### WORK INSTRUCTIONS
Your task is to write out the complete listing exactly as it is shown.
======== TASK INPUTS ========
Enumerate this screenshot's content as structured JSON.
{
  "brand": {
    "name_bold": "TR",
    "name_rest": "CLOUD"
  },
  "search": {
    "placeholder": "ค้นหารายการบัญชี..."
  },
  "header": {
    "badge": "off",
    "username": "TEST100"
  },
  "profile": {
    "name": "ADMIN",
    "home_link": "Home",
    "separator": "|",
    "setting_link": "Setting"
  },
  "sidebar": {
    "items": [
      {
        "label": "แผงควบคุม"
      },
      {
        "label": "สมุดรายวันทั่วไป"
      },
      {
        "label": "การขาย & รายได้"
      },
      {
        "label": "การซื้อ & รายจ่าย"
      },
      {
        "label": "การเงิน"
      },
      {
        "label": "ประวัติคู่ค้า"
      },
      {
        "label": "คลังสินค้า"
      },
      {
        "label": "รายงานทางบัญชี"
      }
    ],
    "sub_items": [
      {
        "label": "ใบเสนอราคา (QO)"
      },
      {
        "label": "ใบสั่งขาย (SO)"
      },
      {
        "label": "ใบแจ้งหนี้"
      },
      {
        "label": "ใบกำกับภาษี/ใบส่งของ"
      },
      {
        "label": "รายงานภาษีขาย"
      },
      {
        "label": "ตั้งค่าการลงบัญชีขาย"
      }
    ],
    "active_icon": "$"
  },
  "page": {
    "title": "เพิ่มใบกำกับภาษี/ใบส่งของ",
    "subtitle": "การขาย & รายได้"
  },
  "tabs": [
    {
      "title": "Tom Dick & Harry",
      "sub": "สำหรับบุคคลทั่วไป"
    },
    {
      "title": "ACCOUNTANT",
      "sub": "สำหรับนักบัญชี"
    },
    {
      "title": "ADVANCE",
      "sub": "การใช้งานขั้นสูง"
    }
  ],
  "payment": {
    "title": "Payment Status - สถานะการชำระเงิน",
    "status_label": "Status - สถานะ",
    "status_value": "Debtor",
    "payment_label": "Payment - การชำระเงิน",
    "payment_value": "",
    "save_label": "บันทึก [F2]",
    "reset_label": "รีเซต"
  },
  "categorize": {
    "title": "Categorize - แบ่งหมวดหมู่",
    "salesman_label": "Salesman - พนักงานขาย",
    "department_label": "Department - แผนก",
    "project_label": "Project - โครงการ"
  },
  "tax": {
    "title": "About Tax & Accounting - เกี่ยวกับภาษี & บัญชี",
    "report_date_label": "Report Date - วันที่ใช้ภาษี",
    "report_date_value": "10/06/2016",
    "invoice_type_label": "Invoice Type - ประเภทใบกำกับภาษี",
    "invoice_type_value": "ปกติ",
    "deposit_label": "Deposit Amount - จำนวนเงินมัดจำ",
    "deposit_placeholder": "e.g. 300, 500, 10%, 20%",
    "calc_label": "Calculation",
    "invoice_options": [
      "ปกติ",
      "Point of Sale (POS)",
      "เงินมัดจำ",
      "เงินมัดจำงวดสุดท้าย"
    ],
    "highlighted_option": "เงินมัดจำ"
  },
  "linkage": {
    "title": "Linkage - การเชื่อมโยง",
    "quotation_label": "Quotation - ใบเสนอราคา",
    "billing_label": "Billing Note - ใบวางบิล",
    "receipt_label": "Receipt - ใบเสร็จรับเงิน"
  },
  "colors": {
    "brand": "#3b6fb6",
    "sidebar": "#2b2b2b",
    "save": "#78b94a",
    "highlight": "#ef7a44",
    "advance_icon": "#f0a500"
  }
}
========
### WRITTEN RESPONSE
Enumerate this screenshot's content as structured JSON.
{
  "brand": {
    "name_bold": "TR",
    "name_rest": "CLOUD"
  },
  "search": {
    "placeholder": "ค้นหารายการบัญชี..."
  },
  "header": {
    "badge": "off",
    "username": "TEST100"
  },
  "profile": {
    "name": "ADMIN",
    "home_link": "Home",
    "separator": "|",
    "setting_link": "Setting"
  },
  "sidebar": {
    "items": [
      {
        "label": "แผงควบคุม"
      },
      {
        "label": "สมุดรายวันทั่วไป"
      },
      {
        "label": "การขาย & รายได้"
      },
      {
        "label": "การซื้อ & รายจ่าย"
      },
      {
        "label": "การเงิน"
      },
      {
        "label": "ประวัติคู่ค้า"
      },
      {
        "label": "คลังสินค้า"
      },
      {
        "label": "รายงานทางบัญชี"
      }
    ],
    "sub_items": [
      {
        "label": "ใบเสนอราคา (QO)"
      },
      {
        "label": "ใบสั่งขาย (SO)"
      },
      {
        "label": "ใบแจ้งหนี้"
      },
      {
        "label": "ใบกำกับภาษี/ใบส่งของ"
      },
      {
        "label": "รายงานภาษีขาย"
      },
      {
        "label": "ตั้งค่าการลงบัญชีขาย"
      }
    ],
    "active_icon": "$"
  },
  "page": {
    "title": "เพิ่มใบกำกับภาษี/ใบส่งของ",
    "subtitle": "การขาย & รายได้"
  },
  "tabs": [
    {
      "title": "Tom Dick & Harry",
      "sub": "สำหรับบุคคลทั่วไป"
    },
    {
      "title": "ACCOUNTANT",
      "sub": "สำหรับนักบัญชี"
    },
    {
      "title": "ADVANCE",
      "sub": "การใช้งานขั้นสูง"
    }
  ],
  "payment": {
    "title": "Payment Status - สถานะการชำระเงิน",
    "status_label": "Status - สถานะ",
    "status_value": "Debtor",
    "payment_label": "Payment - การชำระเงิน",
    "payment_value": "",
    "save_label": "บันทึก [F2]",
    "reset_label": "รีเซต"
  },
  "categorize": {
    "title": "Categorize - แบ่งหมวดหมู่",
    "salesman_label": "Salesman - พนักงานขาย",
    "department_label": "Department - แผนก",
    "project_label": "Project - โครงการ"
  },
  "tax": {
    "title": "About Tax & Accounting - เกี่ยวกับภาษี & บัญชี",
    "report_date_label": "Report Date - วันที่ใช้ภาษี",
    "report_date_value": "10/06/2016",
    "invoice_type_label": "Invoice Type - ประเภทใบกำกับภาษี",
    "invoice_type_value": "ปกติ",
    "deposit_label": "Deposit Amount - จำนวนเงินมัดจำ",
    "deposit_placeholder": "e.g. 300, 500, 10%, 20%",
    "calc_label": "Calculation",
    "invoice_options": [
      "ปกติ",
      "Point of Sale (POS)",
      "เงินมัดจำ",
      "เงินมัดจำงวดสุดท้าย"
    ],
    "highlighted_option": "เงินมัดจำ"
  },
  "linkage": {
    "title": "Linkage - การเชื่อมโยง",
    "quotation_label": "Quotation - ใบเสนอราคา",
    "billing_label": "Billing Note - ใบวางบิล",
    "receipt_label": "Receipt - ใบเสร็จรับเงิน"
  },
  "colors": {
    "brand": "#3b6fb6",
    "sidebar": "#2b2b2b",
    "save": "#78b94a",
    "highlight": "#ef7a44",
    "advance_icon": "#f0a500"
  }
}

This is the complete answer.